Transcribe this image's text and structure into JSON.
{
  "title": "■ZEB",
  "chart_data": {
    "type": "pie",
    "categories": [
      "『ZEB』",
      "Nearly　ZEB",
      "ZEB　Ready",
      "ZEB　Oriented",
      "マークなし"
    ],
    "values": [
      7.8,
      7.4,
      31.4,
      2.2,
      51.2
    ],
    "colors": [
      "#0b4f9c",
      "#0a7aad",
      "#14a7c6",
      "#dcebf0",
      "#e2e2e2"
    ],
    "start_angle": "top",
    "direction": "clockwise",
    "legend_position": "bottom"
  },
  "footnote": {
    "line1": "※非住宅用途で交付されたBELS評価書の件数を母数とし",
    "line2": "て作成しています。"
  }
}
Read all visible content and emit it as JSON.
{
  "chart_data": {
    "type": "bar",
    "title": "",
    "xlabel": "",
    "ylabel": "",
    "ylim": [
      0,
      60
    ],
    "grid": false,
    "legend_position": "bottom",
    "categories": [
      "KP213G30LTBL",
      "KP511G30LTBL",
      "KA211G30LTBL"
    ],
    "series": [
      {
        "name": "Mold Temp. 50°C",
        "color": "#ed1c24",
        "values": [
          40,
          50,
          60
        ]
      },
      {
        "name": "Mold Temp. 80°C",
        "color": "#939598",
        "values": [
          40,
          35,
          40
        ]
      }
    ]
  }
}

**GOAL OF THE EXERCISE:** Write out every entry above, word for word.

**ANSWER FOR THIS EXERCISE:**
Transcribe this image's text and structure into JSON.
{
  "title": "■ZEB",
  "chart_data": {
    "type": "pie",
    "categories": [
      "『ZEB』",
      "Nearly　ZEB",
      "ZEB　Ready",
      "ZEB　Oriented",
      "マークなし"
    ],
    "values": [
      7.8,
      7.4,
      31.4,
      2.2,
      51.2
    ],
    "colors": [
      "#0b4f9c",
      "#0a7aad",
      "#14a7c6",
      "#dcebf0",
      "#e2e2e2"
    ],
    "start_angle": "top",
    "direction": "clockwise",
    "legend_position": "bottom"
  },
  "footnote": {
    "line1": "※非住宅用途で交付されたBELS評価書の件数を母数とし",
    "line2": "て作成しています。"
  }
}
Read all visible content and emit it as JSON.
{
  "chart_data": {
    "type": "bar",
    "title": "",
    "xlabel": "",
    "ylabel": "",
    "ylim": [
      0,
      60
    ],
    "grid": false,
    "legend_position": "bottom",
    "categories": [
      "KP213G30LTBL",
      "KP511G30LTBL",
      "KA211G30LTBL"
    ],
    "series": [
      {
        "name": "Mold Temp. 50°C",
        "color": "#ed1c24",
        "values": [
          40,
          50,
          60
        ]
      },
      {
        "name": "Mold Temp. 80°C",
        "color": "#939598",
        "values": [
          40,
          35,
          40
        ]
      }
    ]
  }
}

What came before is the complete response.